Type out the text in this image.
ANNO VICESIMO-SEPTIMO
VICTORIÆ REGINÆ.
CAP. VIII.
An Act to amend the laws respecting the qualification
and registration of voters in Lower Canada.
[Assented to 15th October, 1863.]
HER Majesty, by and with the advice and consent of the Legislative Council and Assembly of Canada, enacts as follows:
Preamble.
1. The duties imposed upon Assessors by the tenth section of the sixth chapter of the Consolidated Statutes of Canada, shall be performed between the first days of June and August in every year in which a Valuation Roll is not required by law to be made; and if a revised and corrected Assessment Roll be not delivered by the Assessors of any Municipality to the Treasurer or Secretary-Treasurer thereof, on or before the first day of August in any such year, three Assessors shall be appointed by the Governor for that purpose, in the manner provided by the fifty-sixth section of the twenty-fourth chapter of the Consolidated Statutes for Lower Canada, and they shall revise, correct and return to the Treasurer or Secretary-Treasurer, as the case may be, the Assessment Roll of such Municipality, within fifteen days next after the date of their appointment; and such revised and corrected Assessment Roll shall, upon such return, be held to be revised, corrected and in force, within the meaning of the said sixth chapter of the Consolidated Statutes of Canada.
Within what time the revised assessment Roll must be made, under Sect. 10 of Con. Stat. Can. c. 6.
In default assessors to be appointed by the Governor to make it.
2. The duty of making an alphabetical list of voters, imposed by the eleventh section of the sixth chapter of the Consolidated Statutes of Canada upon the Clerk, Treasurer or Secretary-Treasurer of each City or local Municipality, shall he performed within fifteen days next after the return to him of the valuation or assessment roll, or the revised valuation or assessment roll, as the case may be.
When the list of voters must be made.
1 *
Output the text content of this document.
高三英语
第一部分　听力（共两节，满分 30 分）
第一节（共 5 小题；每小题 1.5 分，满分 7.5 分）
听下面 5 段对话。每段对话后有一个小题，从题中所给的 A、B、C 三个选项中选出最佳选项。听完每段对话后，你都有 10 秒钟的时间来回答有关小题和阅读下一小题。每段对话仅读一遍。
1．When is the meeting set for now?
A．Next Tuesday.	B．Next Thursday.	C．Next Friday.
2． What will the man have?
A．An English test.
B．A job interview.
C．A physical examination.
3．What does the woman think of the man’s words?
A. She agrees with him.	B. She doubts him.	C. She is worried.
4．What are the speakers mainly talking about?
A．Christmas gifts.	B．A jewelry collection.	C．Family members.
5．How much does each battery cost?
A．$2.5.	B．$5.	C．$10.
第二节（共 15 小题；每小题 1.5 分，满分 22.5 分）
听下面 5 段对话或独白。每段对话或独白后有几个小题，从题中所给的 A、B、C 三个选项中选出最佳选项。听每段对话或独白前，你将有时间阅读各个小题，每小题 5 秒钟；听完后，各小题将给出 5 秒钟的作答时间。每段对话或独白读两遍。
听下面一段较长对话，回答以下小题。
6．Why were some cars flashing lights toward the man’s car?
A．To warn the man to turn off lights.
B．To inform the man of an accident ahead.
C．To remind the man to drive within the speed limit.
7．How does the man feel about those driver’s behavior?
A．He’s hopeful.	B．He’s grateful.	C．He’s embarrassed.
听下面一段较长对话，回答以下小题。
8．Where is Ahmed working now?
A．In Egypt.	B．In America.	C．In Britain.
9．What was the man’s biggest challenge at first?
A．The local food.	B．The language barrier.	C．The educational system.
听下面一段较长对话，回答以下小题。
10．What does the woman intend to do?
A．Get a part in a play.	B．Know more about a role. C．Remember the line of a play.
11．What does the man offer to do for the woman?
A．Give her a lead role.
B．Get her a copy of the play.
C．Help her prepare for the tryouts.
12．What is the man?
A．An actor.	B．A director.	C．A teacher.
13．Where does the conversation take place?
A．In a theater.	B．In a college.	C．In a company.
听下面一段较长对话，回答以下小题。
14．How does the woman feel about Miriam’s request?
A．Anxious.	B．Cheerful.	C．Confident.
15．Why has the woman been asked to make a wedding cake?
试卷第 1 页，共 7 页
*****
Request | Copy out the whole listing exactly as written.

Finished task |
Type out the text in this image.
ANNO VICESIMO-SEPTIMO
VICTORIÆ REGINÆ.
CAP. VIII.
An Act to amend the laws respecting the qualification
and registration of voters in Lower Canada.
[Assented to 15th October, 1863.]
HER Majesty, by and with the advice and consent of the Legislative Council and Assembly of Canada, enacts as follows:
Preamble.
1. The duties imposed upon Assessors by the tenth section of the sixth chapter of the Consolidated Statutes of Canada, shall be performed between the first days of June and August in every year in which a Valuation Roll is not required by law to be made; and if a revised and corrected Assessment Roll be not delivered by the Assessors of any Municipality to the Treasurer or Secretary-Treasurer thereof, on or before the first day of August in any such year, three Assessors shall be appointed by the Governor for that purpose, in the manner provided by the fifty-sixth section of the twenty-fourth chapter of the Consolidated Statutes for Lower Canada, and they shall revise, correct and return to the Treasurer or Secretary-Treasurer, as the case may be, the Assessment Roll of such Municipality, within fifteen days next after the date of their appointment; and such revised and corrected Assessment Roll shall, upon such return, be held to be revised, corrected and in force, within the meaning of the said sixth chapter of the Consolidated Statutes of Canada.
Within what time the revised assessment Roll must be made, under Sect. 10 of Con. Stat. Can. c. 6.
In default assessors to be appointed by the Governor to make it.
2. The duty of making an alphabetical list of voters, imposed by the eleventh section of the sixth chapter of the Consolidated Statutes of Canada upon the Clerk, Treasurer or Secretary-Treasurer of each City or local Municipality, shall he performed within fifteen days next after the return to him of the valuation or assessment roll, or the revised valuation or assessment roll, as the case may be.
When the list of voters must be made.
1 *
Output the text content of this document.
高三英语
第一部分　听力（共两节，满分 30 分）
第一节（共 5 小题；每小题 1.5 分，满分 7.5 分）
听下面 5 段对话。每段对话后有一个小题，从题中所给的 A、B、C 三个选项中选出最佳选项。听完每段对话后，你都有 10 秒钟的时间来回答有关小题和阅读下一小题。每段对话仅读一遍。
1．When is the meeting set for now?
A．Next Tuesday.	B．Next Thursday.	C．Next Friday.
2． What will the man have?
A．An English test.
B．A job interview.
C．A physical examination.
3．What does the woman think of the man’s words?
A. She agrees with him.	B. She doubts him.	C. She is worried.
4．What are the speakers mainly talking about?
A．Christmas gifts.	B．A jewelry collection.	C．Family members.
5．How much does each battery cost?
A．$2.5.	B．$5.	C．$10.
第二节（共 15 小题；每小题 1.5 分，满分 22.5 分）
听下面 5 段对话或独白。每段对话或独白后有几个小题，从题中所给的 A、B、C 三个选项中选出最佳选项。听每段对话或独白前，你将有时间阅读各个小题，每小题 5 秒钟；听完后，各小题将给出 5 秒钟的作答时间。每段对话或独白读两遍。
听下面一段较长对话，回答以下小题。
6．Why were some cars flashing lights toward the man’s car?
A．To warn the man to turn off lights.
B．To inform the man of an accident ahead.
C．To remind the man to drive within the speed limit.
7．How does the man feel about those driver’s behavior?
A．He’s hopeful.	B．He’s grateful.	C．He’s embarrassed.
听下面一段较长对话，回答以下小题。
8．Where is Ahmed working now?
A．In Egypt.	B．In America.	C．In Britain.
9．What was the man’s biggest challenge at first?
A．The local food.	B．The language barrier.	C．The educational system.
听下面一段较长对话，回答以下小题。
10．What does the woman intend to do?
A．Get a part in a play.	B．Know more about a role. C．Remember the line of a play.
11．What does the man offer to do for the woman?
A．Give her a lead role.
B．Get her a copy of the play.
C．Help her prepare for the tryouts.
12．What is the man?
A．An actor.	B．A director.	C．A teacher.
13．Where does the conversation take place?
A．In a theater.	B．In a college.	C．In a company.
听下面一段较长对话，回答以下小题。
14．How does the woman feel about Miriam’s request?
A．Anxious.	B．Cheerful.	C．Confident.
15．Why has the woman been asked to make a wedding cake?
试卷第 1 页，共 7 页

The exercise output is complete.